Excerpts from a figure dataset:
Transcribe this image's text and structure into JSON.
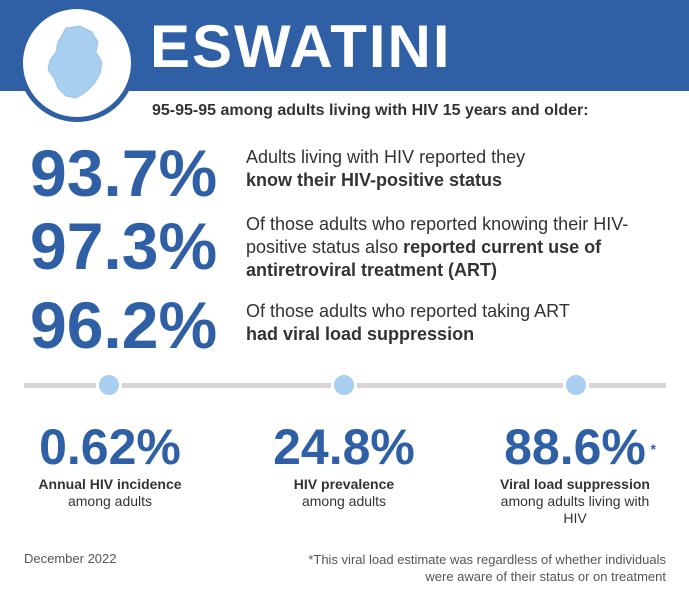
{
  "header": {
    "country": "ESWATINI",
    "map_icon": "eswatini-map-icon"
  },
  "subtitle": "95-95-95 among adults living with HIV 15 years and older:",
  "cascade": [
    {
      "value": "93.7%",
      "text_plain": "Adults living with HIV reported they ",
      "text_bold": "know their HIV-positive status"
    },
    {
      "value": "97.3%",
      "text_plain": "Of those adults who reported knowing their HIV-positive status also ",
      "text_bold": "reported current use of antiretroviral treatment (ART)"
    },
    {
      "value": "96.2%",
      "text_plain": "Of those adults who reported taking ART ",
      "text_bold": "had viral load suppression"
    }
  ],
  "stats": [
    {
      "value": "0.62%",
      "label": "Annual HIV incidence",
      "sub": "among adults",
      "marker": ""
    },
    {
      "value": "24.8%",
      "label": "HIV prevalence",
      "sub": "among adults",
      "marker": ""
    },
    {
      "value": "88.6%",
      "label": "Viral load suppression",
      "sub": "among adults living with HIV",
      "marker": "*"
    }
  ],
  "footer": {
    "date": "December 2022",
    "footnote": "*This viral load estimate was regardless of whether individuals were aware of their status or on treatment"
  },
  "colors": {
    "brand_blue": "#2f5fa5",
    "light_blue": "#a9cff0",
    "timeline_grey": "#d6d6d6"
  }
}
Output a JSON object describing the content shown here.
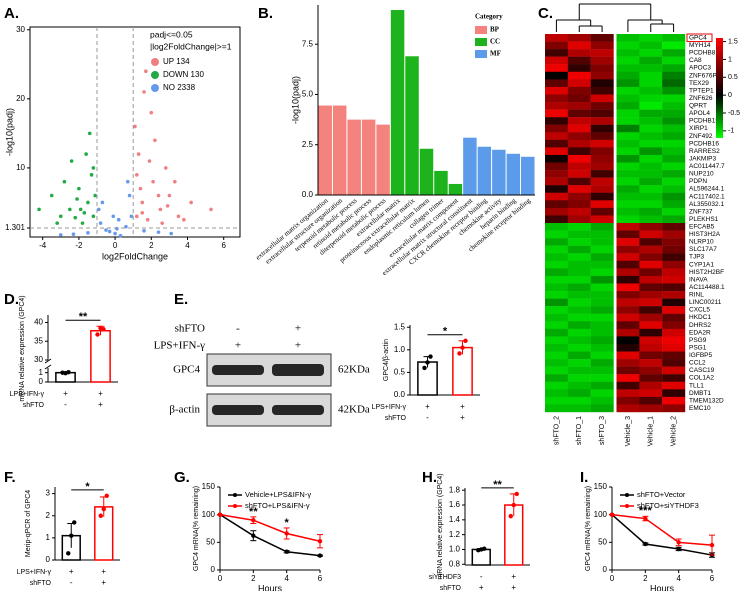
{
  "chart_data": [
    {
      "type": "scatter",
      "panel": "A.",
      "xlabel": "log2FoldChange",
      "ylabel": "-log10(padj)",
      "xlim": [
        -4.7,
        6.9
      ],
      "ylim": [
        0,
        30.4
      ],
      "xticks": [
        -4,
        -2,
        0,
        2,
        4,
        6
      ],
      "yticks": [
        1.301,
        10,
        20,
        30
      ],
      "thresholds": {
        "x": [
          -1,
          1
        ],
        "y": 1.301
      },
      "legend_title": [
        "padj<=0.05",
        "|log2FoldChange|>=1"
      ],
      "series": [
        {
          "name": "UP 134",
          "color": "#f08080",
          "x": [
            1.2,
            1.5,
            1.8,
            2.1,
            1.3,
            2.5,
            3,
            1.1,
            1.6,
            2.2,
            2.8,
            3.5,
            4.2,
            1.4,
            2,
            1.9,
            2.6,
            3.3,
            5.3,
            1.7,
            2.4,
            1.2,
            3.8,
            1.5,
            2.9
          ],
          "y": [
            3,
            5,
            2.5,
            8,
            12,
            4,
            6,
            16,
            21,
            14,
            10,
            3,
            5,
            7,
            18,
            11,
            2,
            8,
            4,
            24,
            6,
            9,
            2.5,
            3.5,
            4.5
          ]
        },
        {
          "name": "DOWN 130",
          "color": "#22aa44",
          "x": [
            -1.2,
            -1.5,
            -2,
            -1.8,
            -2.5,
            -3,
            -1.3,
            -1.6,
            -2.2,
            -3.5,
            -1.1,
            -2.8,
            -1.9,
            -1.4,
            -4.2,
            -2.4,
            -1.7,
            -3.2,
            -1.2,
            -2.1
          ],
          "y": [
            3,
            5,
            7,
            2,
            4,
            3,
            9,
            12,
            2.8,
            6,
            6,
            8,
            4,
            15,
            4,
            11,
            3.5,
            2,
            10,
            5.5
          ]
        },
        {
          "name": "NO 2338",
          "color": "#6699ee",
          "x": [
            -0.8,
            -0.5,
            0,
            0.3,
            0.6,
            0.9,
            -0.9,
            0.8,
            -0.3,
            0.2,
            -1.5,
            1.6,
            -2.3,
            2.4,
            -0.7,
            0.7,
            -3,
            3.1,
            0.1,
            -0.1
          ],
          "y": [
            2,
            1,
            0.5,
            0.2,
            1.5,
            3,
            4,
            6,
            0.8,
            2.5,
            0.6,
            0.9,
            0.4,
            0.7,
            5,
            8,
            0.3,
            0.5,
            1.2,
            3
          ]
        }
      ]
    },
    {
      "type": "bar",
      "panel": "B.",
      "ylabel": "-log10(padj)",
      "ylim": [
        0,
        9.45
      ],
      "yticks": [
        {
          "value": 0,
          "label": "0.0"
        },
        2.5,
        {
          "value": 5,
          "label": "5.0"
        },
        7.5
      ],
      "categories": [
        "extracellular matrix organization",
        "extracellular structure organization",
        "terpenoid metabolic process",
        "retinoid metabolic process",
        "diterpenoid metabolic process",
        "extracellular matrix",
        "proteinaceous extracellular matrix",
        "endoplasmic reticulum lumen",
        "collagen trimer",
        "extracellular matrix component",
        "extracellular matrix structural constituent",
        "CXCR chemokine receptor binding",
        "chemokine activity",
        "heparin binding",
        "chemokine receptor binding"
      ],
      "values": [
        4.45,
        4.45,
        3.75,
        3.75,
        3.5,
        9.2,
        6.9,
        2.3,
        1.2,
        0.55,
        2.85,
        2.4,
        2.25,
        2.05,
        1.9
      ],
      "groups": [
        "BP",
        "BP",
        "BP",
        "BP",
        "BP",
        "CC",
        "CC",
        "CC",
        "CC",
        "CC",
        "MF",
        "MF",
        "MF",
        "MF",
        "MF"
      ],
      "legend_title": "Category",
      "legend": [
        {
          "name": "BP",
          "color": "#f4837d"
        },
        {
          "name": "CC",
          "color": "#1db31d"
        },
        {
          "name": "MF",
          "color": "#5b9bea"
        }
      ]
    },
    {
      "type": "heatmap",
      "panel": "C.",
      "columns": [
        "shFTO_2",
        "shFTO_1",
        "shFTO_3",
        "Vehicle_3",
        "Vehicle_1",
        "Vehicle_2"
      ],
      "rows": [
        "GPC4",
        "MYH14",
        "PCDHB8",
        "CA8",
        "APOC3",
        "ZNF676P",
        "TEX29",
        "TPTEP1",
        "ZNF626",
        "QPRT",
        "APOL4",
        "PCDHB15",
        "XIRP1",
        "ZNF492",
        "PCDHB16",
        "RARRES2",
        "JAKMIP3",
        "AC011447.7",
        "NUP210",
        "PDPN",
        "AL596244.1",
        "AC117402.1",
        "AL355032.1",
        "ZNF737",
        "PLEKHS1",
        "EFCAB5",
        "HIST3H2A",
        "NLRP10",
        "SLC17A7",
        "TJP3",
        "CYP1A1",
        "HIST2H2BF",
        "INAVA",
        "AC114488.1",
        "RINL",
        "LINC00211",
        "CXCL5",
        "HKDC1",
        "DHRS2",
        "EDA2R",
        "PSG9",
        "PSG1",
        "IGFBP5",
        "CCL2",
        "CASC19",
        "COL1A2",
        "TLL1",
        "DMBT1",
        "TMEM132D",
        "EMC10"
      ],
      "values": [
        [
          1.2,
          1.0,
          0.6,
          -0.9,
          -1.0,
          -0.9
        ],
        [
          0.8,
          1.4,
          0.9,
          -1.0,
          -0.9,
          -1.1
        ],
        [
          0.4,
          1.1,
          1.2,
          -0.9,
          -1.0,
          -0.8
        ],
        [
          1.3,
          0.5,
          1.0,
          -1.0,
          -0.8,
          -1.0
        ],
        [
          1.5,
          0.3,
          0.8,
          -0.9,
          -0.9,
          -0.8
        ],
        [
          0.0,
          1.5,
          0.9,
          -0.8,
          -1.0,
          -0.6
        ],
        [
          0.6,
          1.3,
          0.2,
          -0.7,
          -1.0,
          -0.5
        ],
        [
          1.4,
          0.8,
          0.4,
          -1.0,
          -0.9,
          -0.7
        ],
        [
          0.9,
          0.7,
          1.3,
          -0.9,
          -1.0,
          -1.0
        ],
        [
          1.1,
          1.0,
          0.7,
          -0.8,
          -1.1,
          -0.9
        ],
        [
          1.5,
          0.6,
          0.5,
          -1.0,
          -0.8,
          -0.8
        ],
        [
          0.3,
          1.2,
          1.1,
          -1.0,
          -0.9,
          -0.7
        ],
        [
          0.8,
          1.4,
          0.3,
          -0.6,
          -1.0,
          -0.9
        ],
        [
          1.2,
          0.9,
          0.6,
          -1.0,
          -0.9,
          -0.8
        ],
        [
          0.5,
          1.1,
          1.3,
          -0.9,
          -1.0,
          -1.0
        ],
        [
          1.4,
          0.4,
          0.8,
          -1.0,
          -0.7,
          -0.9
        ],
        [
          0.1,
          1.5,
          0.9,
          -0.7,
          -1.0,
          -0.8
        ],
        [
          0.7,
          1.2,
          1.0,
          -1.0,
          -0.9,
          -1.0
        ],
        [
          0.9,
          1.3,
          0.4,
          -0.9,
          -0.9,
          -0.8
        ],
        [
          1.1,
          0.5,
          1.2,
          -1.0,
          -0.8,
          -1.0
        ],
        [
          0.2,
          1.4,
          1.1,
          -0.8,
          -1.0,
          -0.9
        ],
        [
          1.3,
          0.9,
          0.3,
          -0.9,
          -0.9,
          -0.7
        ],
        [
          0.6,
          0.8,
          1.4,
          -1.0,
          -1.0,
          -0.8
        ],
        [
          1.0,
          1.2,
          0.6,
          -0.9,
          -0.8,
          -1.0
        ],
        [
          0.4,
          1.0,
          1.3,
          -1.0,
          -0.9,
          -0.8
        ],
        [
          -0.9,
          -1.0,
          -0.8,
          1.2,
          0.9,
          0.6
        ],
        [
          -1.0,
          -0.9,
          -0.9,
          0.6,
          1.3,
          1.0
        ],
        [
          -0.8,
          -1.0,
          -0.9,
          1.4,
          0.5,
          0.8
        ],
        [
          -1.0,
          -0.8,
          -1.0,
          0.9,
          1.1,
          0.7
        ],
        [
          -0.9,
          -1.0,
          -0.8,
          1.3,
          0.8,
          0.4
        ],
        [
          -1.0,
          -0.9,
          -0.9,
          0.5,
          1.4,
          0.9
        ],
        [
          -0.8,
          -0.9,
          -1.0,
          1.1,
          0.7,
          1.2
        ],
        [
          -1.0,
          -1.0,
          -0.7,
          0.3,
          1.2,
          1.3
        ],
        [
          -0.9,
          -0.8,
          -1.0,
          1.5,
          0.6,
          0.5
        ],
        [
          -1.0,
          -0.9,
          -0.9,
          0.8,
          1.0,
          1.1
        ],
        [
          -0.7,
          -1.0,
          -0.9,
          1.2,
          1.3,
          0.2
        ],
        [
          -1.0,
          -0.9,
          -0.8,
          0.9,
          0.4,
          1.4
        ],
        [
          -0.9,
          -1.0,
          -1.0,
          1.3,
          1.0,
          0.6
        ],
        [
          -1.0,
          -0.8,
          -0.9,
          0.6,
          1.4,
          0.8
        ],
        [
          -0.8,
          -1.0,
          -0.9,
          1.1,
          0.3,
          1.3
        ],
        [
          -1.0,
          -0.9,
          -0.8,
          0.0,
          1.3,
          1.5
        ],
        [
          -0.9,
          -1.0,
          -0.9,
          0.2,
          1.2,
          1.4
        ],
        [
          -1.0,
          -0.8,
          -1.0,
          1.4,
          0.7,
          0.6
        ],
        [
          -0.9,
          -1.0,
          -0.8,
          1.0,
          1.2,
          0.5
        ],
        [
          -1.0,
          -0.9,
          -0.9,
          0.7,
          0.9,
          1.3
        ],
        [
          -0.8,
          -1.0,
          -1.0,
          1.5,
          0.6,
          0.4
        ],
        [
          -1.0,
          -0.9,
          -0.8,
          0.4,
          1.1,
          1.4
        ],
        [
          -0.9,
          -0.8,
          -1.0,
          1.2,
          1.3,
          0.3
        ],
        [
          -1.0,
          -1.0,
          -0.9,
          0.8,
          0.5,
          1.5
        ],
        [
          -0.9,
          -0.9,
          -0.8,
          1.1,
          1.0,
          0.9
        ]
      ],
      "colorbar": {
        "lim": [
          -1.2,
          1.6
        ],
        "ticks": [
          1.5,
          1,
          0.5,
          0,
          -0.5,
          -1
        ],
        "colors": [
          "#00ff00",
          "#000000",
          "#ff0000"
        ]
      }
    },
    {
      "type": "bar",
      "panel": "D.",
      "ylabel": "mRNA relative expression (GPC4)",
      "ylim": [
        0,
        42
      ],
      "ybreak": [
        1.5,
        30
      ],
      "yticks": [
        0,
        1,
        30,
        35,
        40
      ],
      "values": [
        1.0,
        37.8
      ],
      "errors": [
        0.05,
        1.2
      ],
      "points": [
        [
          1.0,
          0.95,
          1.05
        ],
        [
          36.8,
          38.5,
          38.2
        ]
      ],
      "colors": [
        "#000000",
        "#ff0000"
      ],
      "significance": "**",
      "conditions": [
        {
          "name": "LPS+IFN-γ",
          "signs": [
            "+",
            "+"
          ]
        },
        {
          "name": "shFTO",
          "signs": [
            "-",
            "+"
          ]
        }
      ]
    },
    {
      "type": "blot",
      "panel": "E.",
      "conditions": [
        {
          "name": "shFTO",
          "signs": [
            "-",
            "+"
          ]
        },
        {
          "name": "LPS+IFN-γ",
          "signs": [
            "+",
            "+"
          ]
        }
      ],
      "bands": [
        {
          "name": "GPC4",
          "size": "62KDa"
        },
        {
          "name": "β-actin",
          "size": "42KDa"
        }
      ]
    },
    {
      "type": "bar",
      "ylabel": "GPC4/β-actin",
      "ylim": [
        0,
        1.55
      ],
      "yticks": [
        {
          "value": 0,
          "label": "0.0"
        },
        0.5,
        {
          "value": 1,
          "label": "1.0"
        },
        1.5
      ],
      "values": [
        0.73,
        1.05
      ],
      "errors": [
        0.12,
        0.15
      ],
      "points": [
        [
          0.6,
          0.72,
          0.85
        ],
        [
          0.92,
          1.05,
          1.2
        ]
      ],
      "colors": [
        "#000000",
        "#ff0000"
      ],
      "significance": "*",
      "conditions": [
        {
          "name": "LPS+IFN-γ",
          "signs": [
            "+",
            "+"
          ]
        },
        {
          "name": "shFTO",
          "signs": [
            "-",
            "+"
          ]
        }
      ]
    },
    {
      "type": "bar",
      "panel": "F.",
      "ylabel": "Merip-qPCR of GPC4",
      "ylim": [
        0,
        3.3
      ],
      "yticks": [
        0,
        1,
        2,
        3
      ],
      "values": [
        1.1,
        2.4
      ],
      "errors": [
        0.55,
        0.45
      ],
      "points": [
        [
          0.3,
          1.1,
          1.7
        ],
        [
          2.0,
          2.3,
          2.9
        ]
      ],
      "colors": [
        "#000000",
        "#ff0000"
      ],
      "significance": "*",
      "conditions": [
        {
          "name": "LPS+IFN-γ",
          "signs": [
            "+",
            "+"
          ]
        },
        {
          "name": "shFTO",
          "signs": [
            "-",
            "+"
          ]
        }
      ]
    },
    {
      "type": "line",
      "panel": "G.",
      "xlabel": "Hours",
      "ylabel": "GPC4 mRNA(% remaining)",
      "x": [
        0,
        2,
        4,
        6
      ],
      "xlim": [
        0,
        6
      ],
      "xticks": [
        0,
        2,
        4,
        6
      ],
      "ylim": [
        0,
        150
      ],
      "yticks": [
        0,
        50,
        100,
        150
      ],
      "significance": [
        null,
        "**",
        "*",
        null
      ],
      "series": [
        {
          "name": "Vehicle+LPS&IFN-γ",
          "color": "#000000",
          "values": [
            100,
            62,
            33,
            26
          ],
          "errors": [
            0,
            9,
            2,
            1
          ]
        },
        {
          "name": "shFTO+LPS&IFN-γ",
          "color": "#ff0000",
          "values": [
            100,
            90,
            66,
            52
          ],
          "errors": [
            0,
            6,
            10,
            12
          ]
        }
      ]
    },
    {
      "type": "bar",
      "panel": "H.",
      "ylabel": "mRNA relative expression (GPC4)",
      "ylim": [
        0.79,
        1.83
      ],
      "yticks": [
        0.8,
        {
          "value": 1,
          "label": "1.0"
        },
        1.2,
        1.4,
        1.6,
        1.8
      ],
      "values": [
        1.0,
        1.6
      ],
      "errors": [
        0.01,
        0.15
      ],
      "points": [
        [
          0.99,
          1.0,
          1.01
        ],
        [
          1.45,
          1.6,
          1.75
        ]
      ],
      "colors": [
        "#000000",
        "#ff0000"
      ],
      "significance": "**",
      "conditions": [
        {
          "name": "siYTHDF3",
          "signs": [
            "-",
            "+"
          ]
        },
        {
          "name": "shFTO",
          "signs": [
            "+",
            "+"
          ]
        }
      ]
    },
    {
      "type": "line",
      "panel": "I.",
      "xlabel": "Hours",
      "ylabel": "GPC4 mRNA(% remaining)",
      "x": [
        0,
        2,
        4,
        6
      ],
      "xlim": [
        0,
        6
      ],
      "xticks": [
        0,
        2,
        4,
        6
      ],
      "ylim": [
        0,
        150
      ],
      "yticks": [
        0,
        50,
        100,
        150
      ],
      "significance": [
        null,
        "***",
        null,
        null
      ],
      "series": [
        {
          "name": "shFTO+Vector",
          "color": "#000000",
          "values": [
            100,
            47,
            38,
            27
          ],
          "errors": [
            0,
            2,
            3,
            4
          ]
        },
        {
          "name": "shFTO+siYTHDF3",
          "color": "#ff0000",
          "values": [
            100,
            93,
            50,
            45
          ],
          "errors": [
            0,
            4,
            6,
            18
          ]
        }
      ]
    }
  ]
}
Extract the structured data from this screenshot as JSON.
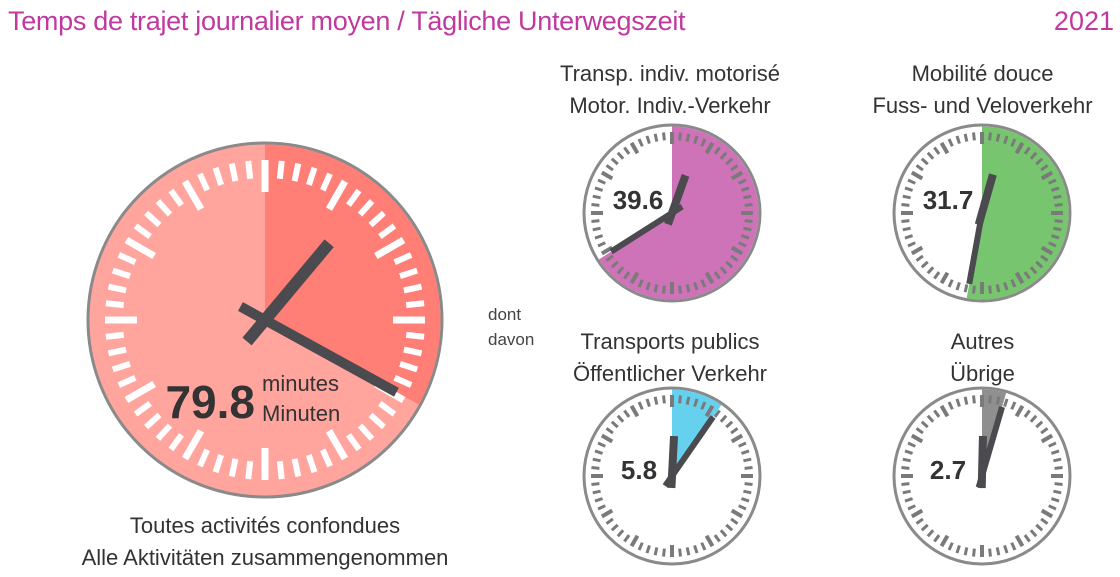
{
  "header": {
    "title": "Temps de trajet journalier moyen / Tägliche Unterwegszeit",
    "year": "2021"
  },
  "connector": {
    "line1": "dont",
    "line2": "davon"
  },
  "chart_data": [
    {
      "type": "clock",
      "value": 79.8,
      "unit_fr": "minutes",
      "unit_de": "Minuten",
      "value_label": "79.8",
      "caption_fr": "Toutes activités confondues",
      "caption_de": "Alle Aktivitäten zusammengenommen",
      "color": "#ff7f77",
      "base_color": "#ffa59e"
    },
    {
      "type": "clock",
      "value": 39.6,
      "value_label": "39.6",
      "title_fr": "Transp. indiv. motorisé",
      "title_de": "Motor. Indiv.-Verkehr",
      "color": "#cf73b8"
    },
    {
      "type": "clock",
      "value": 31.7,
      "value_label": "31.7",
      "title_fr": "Mobilité douce",
      "title_de": "Fuss- und Veloverkehr",
      "color": "#77c66f"
    },
    {
      "type": "clock",
      "value": 5.8,
      "value_label": "5.8",
      "title_fr": "Transports publics",
      "title_de": "Öffentlicher Verkehr",
      "color": "#66d1ef"
    },
    {
      "type": "clock",
      "value": 2.7,
      "value_label": "2.7",
      "title_fr": "Autres",
      "title_de": "Übrige",
      "color": "#8f8f8f"
    }
  ]
}
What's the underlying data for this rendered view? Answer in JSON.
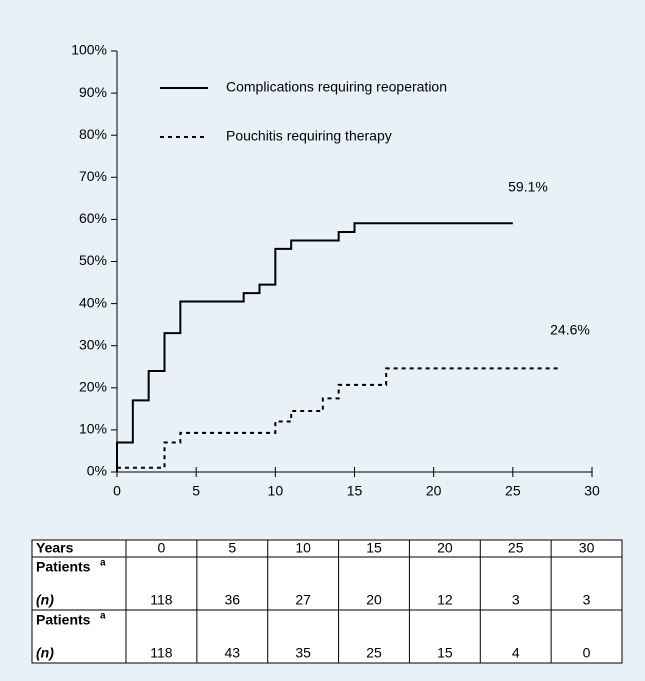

* EXERCISE GOAL *
Scan the records above and report every line with the string "extracellular".

* WRITTEN RESPONSE *
        "extracellular matrix organization",
        "extracellular structure organization",
        "extracellular matrix",
        "proteinaceous extracellular matrix",
        "extracellular matrix component",
        "extracellular matrix structural constituent",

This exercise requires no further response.